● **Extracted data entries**
_ _ _ _ _ _ _

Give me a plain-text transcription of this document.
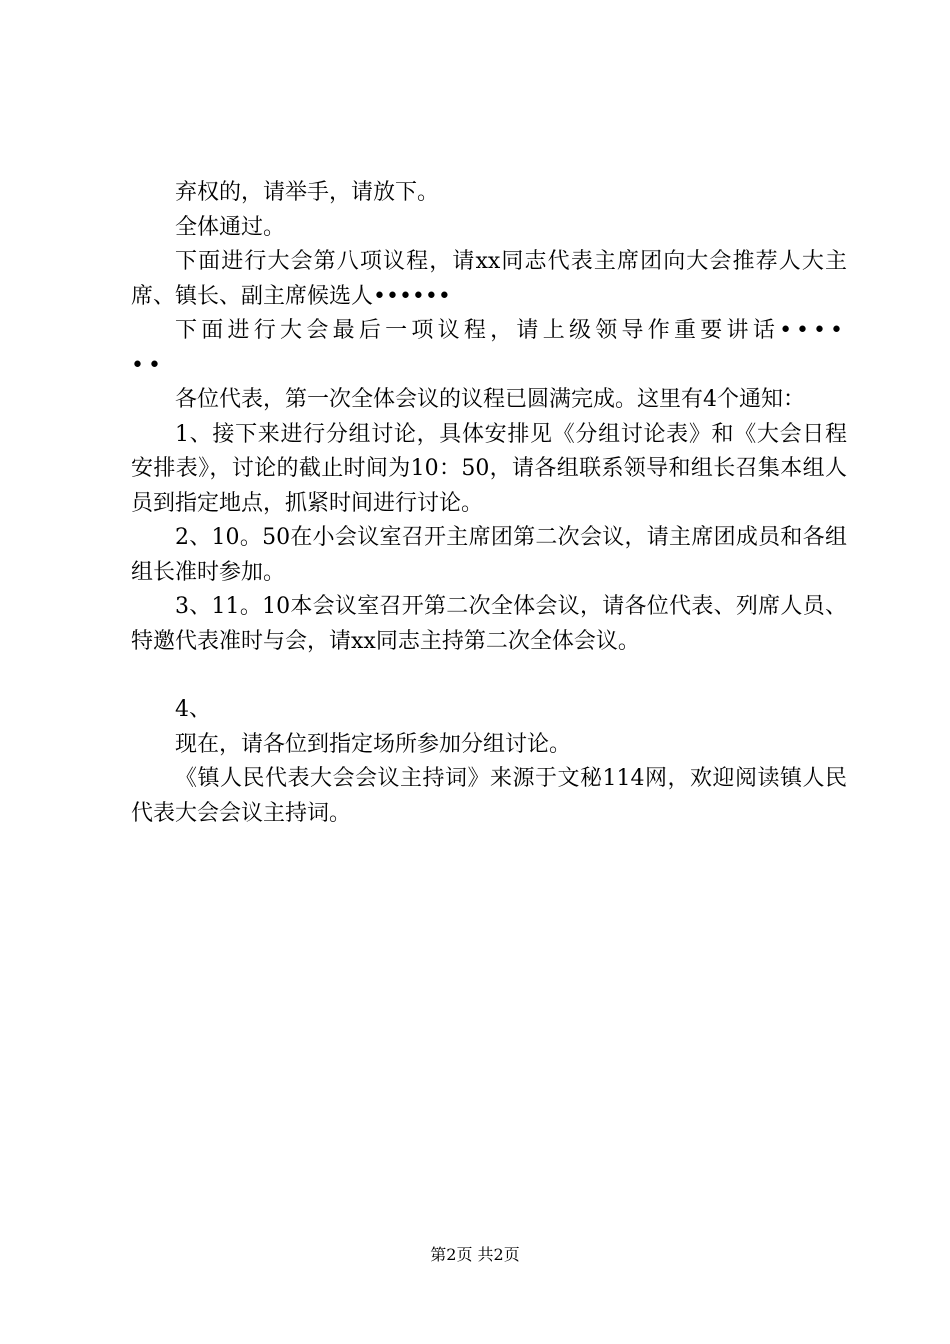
弃权的，请举手，请放下。

全体通过。

下面进行大会第八项议程，请xx同志代表主席团向大会推荐人大主席、镇长、副主席候选人••••••

下面进行大会最后一项议程，请上级领导作重要讲话••••••

各位代表，第一次全体会议的议程已圆满完成。这里有4个通知：

1、接下来进行分组讨论，具体安排见《分组讨论表》和《大会日程安排表》，讨论的截止时间为10：50，请各组联系领导和组长召集本组人员到指定地点，抓紧时间进行讨论。

2、10。50在小会议室召开主席团第二次会议，请主席团成员和各组组长准时参加。

3、11。10本会议室召开第二次全体会议，请各位代表、列席人员、特邀代表准时与会，请xx同志主持第二次全体会议。

4、

现在，请各位到指定场所参加分组讨论。

《镇人民代表大会会议主持词》来源于文秘114网，欢迎阅读镇人民代表大会会议主持词。

第2页 共2页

_ _ _ _ _ _ _

Transcribe the records word for word and include no pictures.

● **Right answer**
Give me a plain-text transcription of this document.
弃权的，请举手，请放下。

全体通过。

下面进行大会第八项议程，请xx同志代表主席团向大会推荐人大主席、镇长、副主席候选人••••••

下面进行大会最后一项议程，请上级领导作重要讲话••••••

各位代表，第一次全体会议的议程已圆满完成。这里有4个通知：

1、接下来进行分组讨论，具体安排见《分组讨论表》和《大会日程安排表》，讨论的截止时间为10：50，请各组联系领导和组长召集本组人员到指定地点，抓紧时间进行讨论。

2、10。50在小会议室召开主席团第二次会议，请主席团成员和各组组长准时参加。

3、11。10本会议室召开第二次全体会议，请各位代表、列席人员、特邀代表准时与会，请xx同志主持第二次全体会议。

4、

现在，请各位到指定场所参加分组讨论。

《镇人民代表大会会议主持词》来源于文秘114网，欢迎阅读镇人民代表大会会议主持词。

第2页 共2页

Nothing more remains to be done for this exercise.